**Problem to solve:**
Where does the string "NUMERO" appear? Copy every line of the entries below that holds it.

Lines of data
-- begin --
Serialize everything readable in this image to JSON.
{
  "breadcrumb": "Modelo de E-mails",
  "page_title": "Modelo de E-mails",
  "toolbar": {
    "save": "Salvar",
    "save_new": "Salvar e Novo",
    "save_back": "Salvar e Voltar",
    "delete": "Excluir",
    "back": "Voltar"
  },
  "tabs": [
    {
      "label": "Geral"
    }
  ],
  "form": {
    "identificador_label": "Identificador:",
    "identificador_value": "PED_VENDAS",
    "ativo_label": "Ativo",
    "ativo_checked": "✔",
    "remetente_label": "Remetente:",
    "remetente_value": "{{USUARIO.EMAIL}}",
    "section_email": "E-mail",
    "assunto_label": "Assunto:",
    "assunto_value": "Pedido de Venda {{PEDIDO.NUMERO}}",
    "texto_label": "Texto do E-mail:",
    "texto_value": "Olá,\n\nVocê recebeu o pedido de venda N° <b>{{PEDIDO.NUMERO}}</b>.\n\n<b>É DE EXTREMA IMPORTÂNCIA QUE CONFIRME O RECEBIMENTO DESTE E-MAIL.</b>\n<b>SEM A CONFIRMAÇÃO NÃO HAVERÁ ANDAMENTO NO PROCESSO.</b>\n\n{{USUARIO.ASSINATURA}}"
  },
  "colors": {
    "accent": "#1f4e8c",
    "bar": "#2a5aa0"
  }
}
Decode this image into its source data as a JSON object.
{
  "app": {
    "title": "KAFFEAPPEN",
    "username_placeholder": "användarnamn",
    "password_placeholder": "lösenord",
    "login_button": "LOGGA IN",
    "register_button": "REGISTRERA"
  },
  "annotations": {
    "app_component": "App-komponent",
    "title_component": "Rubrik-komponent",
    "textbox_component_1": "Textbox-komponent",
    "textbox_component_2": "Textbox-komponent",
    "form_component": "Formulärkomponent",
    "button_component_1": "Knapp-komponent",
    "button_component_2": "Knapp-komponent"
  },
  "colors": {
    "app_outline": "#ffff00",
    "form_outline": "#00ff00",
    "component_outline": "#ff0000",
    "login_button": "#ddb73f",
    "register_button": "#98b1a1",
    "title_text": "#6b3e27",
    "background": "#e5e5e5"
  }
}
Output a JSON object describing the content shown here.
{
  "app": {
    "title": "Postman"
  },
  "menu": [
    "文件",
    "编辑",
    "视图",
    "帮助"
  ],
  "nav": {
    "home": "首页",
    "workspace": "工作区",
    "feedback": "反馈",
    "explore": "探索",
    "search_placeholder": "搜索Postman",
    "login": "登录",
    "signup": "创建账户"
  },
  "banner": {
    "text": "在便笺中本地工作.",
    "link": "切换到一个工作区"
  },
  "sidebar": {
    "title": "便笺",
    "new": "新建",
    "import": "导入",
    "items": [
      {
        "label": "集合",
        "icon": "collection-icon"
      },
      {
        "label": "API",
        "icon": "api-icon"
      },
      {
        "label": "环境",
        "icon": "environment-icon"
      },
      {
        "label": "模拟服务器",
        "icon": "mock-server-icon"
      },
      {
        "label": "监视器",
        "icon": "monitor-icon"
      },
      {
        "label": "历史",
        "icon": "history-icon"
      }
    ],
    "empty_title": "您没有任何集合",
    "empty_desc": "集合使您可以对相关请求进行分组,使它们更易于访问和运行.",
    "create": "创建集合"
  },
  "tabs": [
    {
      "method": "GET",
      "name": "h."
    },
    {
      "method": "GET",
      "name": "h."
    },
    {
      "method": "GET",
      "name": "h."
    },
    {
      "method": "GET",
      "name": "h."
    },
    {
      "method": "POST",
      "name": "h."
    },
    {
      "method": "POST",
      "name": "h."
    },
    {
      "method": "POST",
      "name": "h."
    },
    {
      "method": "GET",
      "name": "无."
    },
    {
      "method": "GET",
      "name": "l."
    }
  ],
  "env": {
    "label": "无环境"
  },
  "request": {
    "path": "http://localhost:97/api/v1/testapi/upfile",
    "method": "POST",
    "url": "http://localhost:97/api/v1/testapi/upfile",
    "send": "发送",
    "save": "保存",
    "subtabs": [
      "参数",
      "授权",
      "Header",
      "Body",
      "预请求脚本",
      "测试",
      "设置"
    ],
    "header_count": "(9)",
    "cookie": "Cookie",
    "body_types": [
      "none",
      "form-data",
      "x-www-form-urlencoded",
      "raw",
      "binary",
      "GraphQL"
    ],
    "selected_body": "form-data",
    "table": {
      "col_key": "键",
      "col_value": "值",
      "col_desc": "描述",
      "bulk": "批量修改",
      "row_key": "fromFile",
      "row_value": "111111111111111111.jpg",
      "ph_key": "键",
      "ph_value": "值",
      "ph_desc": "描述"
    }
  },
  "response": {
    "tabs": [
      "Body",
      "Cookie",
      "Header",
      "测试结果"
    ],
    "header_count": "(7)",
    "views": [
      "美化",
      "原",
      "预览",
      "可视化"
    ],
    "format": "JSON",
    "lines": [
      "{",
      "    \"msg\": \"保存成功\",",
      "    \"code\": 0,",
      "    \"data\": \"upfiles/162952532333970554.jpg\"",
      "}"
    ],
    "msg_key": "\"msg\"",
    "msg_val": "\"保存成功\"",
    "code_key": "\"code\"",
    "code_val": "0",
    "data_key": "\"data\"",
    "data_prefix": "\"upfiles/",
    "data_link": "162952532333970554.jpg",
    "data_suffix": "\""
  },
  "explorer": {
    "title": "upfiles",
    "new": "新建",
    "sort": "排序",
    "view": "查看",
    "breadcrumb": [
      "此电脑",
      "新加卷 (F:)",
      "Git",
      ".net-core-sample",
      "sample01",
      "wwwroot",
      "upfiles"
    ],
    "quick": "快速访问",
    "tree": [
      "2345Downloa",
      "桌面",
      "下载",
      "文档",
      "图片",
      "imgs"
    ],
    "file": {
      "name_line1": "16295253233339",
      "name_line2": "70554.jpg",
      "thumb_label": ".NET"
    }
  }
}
-- end --
**Reply to the exercise:**
    "assunto_value": "Pedido de Venda {{PEDIDO.NUMERO}}",
    "texto_value": "Olá,\n\nVocê recebeu o pedido de venda N° <b>{{PEDIDO.NUMERO}}</b>.\n\n<b>É DE EXTREMA IMPORTÂNCIA QUE CONFIRME O RECEBIMENTO DESTE E-MAIL.</b>\n<b>SEM A CONFIRMAÇÃO NÃO HAVERÁ ANDAMENTO NO PROCESSO.</b>\n\n{{USUARIO.ASSINATURA}}"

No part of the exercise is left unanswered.